**Data to process:**

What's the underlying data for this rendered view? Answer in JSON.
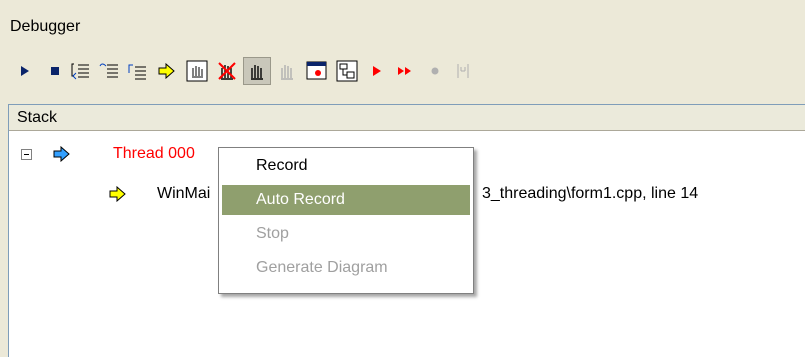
{
  "window": {
    "title": "Debugger"
  },
  "toolbar": {
    "buttons": [
      {
        "icon": "run-icon"
      },
      {
        "icon": "stop-icon"
      },
      {
        "icon": "step-into-icon"
      },
      {
        "icon": "step-over-icon"
      },
      {
        "icon": "step-out-icon"
      },
      {
        "icon": "show-next-statement-icon"
      },
      {
        "icon": "toggle-breakpoint-icon"
      },
      {
        "icon": "clear-breakpoints-icon"
      },
      {
        "icon": "hand-breakpoint-icon"
      },
      {
        "icon": "hand-disabled-icon"
      },
      {
        "icon": "watch-window-icon"
      },
      {
        "icon": "diagram-icon"
      },
      {
        "icon": "record-play-icon"
      },
      {
        "icon": "record-fast-forward-icon"
      },
      {
        "icon": "record-stop-icon"
      },
      {
        "icon": "record-step-icon"
      }
    ],
    "accent_play": "#0a246a",
    "accent_record": "#ff0000"
  },
  "stack": {
    "header": "Stack",
    "thread_label": "Thread 000",
    "frame_prefix": "WinMai",
    "frame_suffix": "3_threading\\form1.cpp, line 14",
    "thread_color": "#ff0000"
  },
  "context_menu": {
    "items": [
      {
        "label": "Record",
        "state": "normal"
      },
      {
        "label": "Auto Record",
        "state": "selected"
      },
      {
        "label": "Stop",
        "state": "disabled"
      },
      {
        "label": "Generate Diagram",
        "state": "disabled"
      }
    ],
    "highlight_color": "#8f9f6e"
  }
}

**Exercise aim:** Reproduce the material above in full, exactly, with no images.

**Answer to this exercise:**
What's the underlying data for this rendered view? Answer in JSON.
{
  "window": {
    "title": "Debugger"
  },
  "toolbar": {
    "buttons": [
      {
        "icon": "run-icon"
      },
      {
        "icon": "stop-icon"
      },
      {
        "icon": "step-into-icon"
      },
      {
        "icon": "step-over-icon"
      },
      {
        "icon": "step-out-icon"
      },
      {
        "icon": "show-next-statement-icon"
      },
      {
        "icon": "toggle-breakpoint-icon"
      },
      {
        "icon": "clear-breakpoints-icon"
      },
      {
        "icon": "hand-breakpoint-icon"
      },
      {
        "icon": "hand-disabled-icon"
      },
      {
        "icon": "watch-window-icon"
      },
      {
        "icon": "diagram-icon"
      },
      {
        "icon": "record-play-icon"
      },
      {
        "icon": "record-fast-forward-icon"
      },
      {
        "icon": "record-stop-icon"
      },
      {
        "icon": "record-step-icon"
      }
    ],
    "accent_play": "#0a246a",
    "accent_record": "#ff0000"
  },
  "stack": {
    "header": "Stack",
    "thread_label": "Thread 000",
    "frame_prefix": "WinMai",
    "frame_suffix": "3_threading\\form1.cpp, line 14",
    "thread_color": "#ff0000"
  },
  "context_menu": {
    "items": [
      {
        "label": "Record",
        "state": "normal"
      },
      {
        "label": "Auto Record",
        "state": "selected"
      },
      {
        "label": "Stop",
        "state": "disabled"
      },
      {
        "label": "Generate Diagram",
        "state": "disabled"
      }
    ],
    "highlight_color": "#8f9f6e"
  }
}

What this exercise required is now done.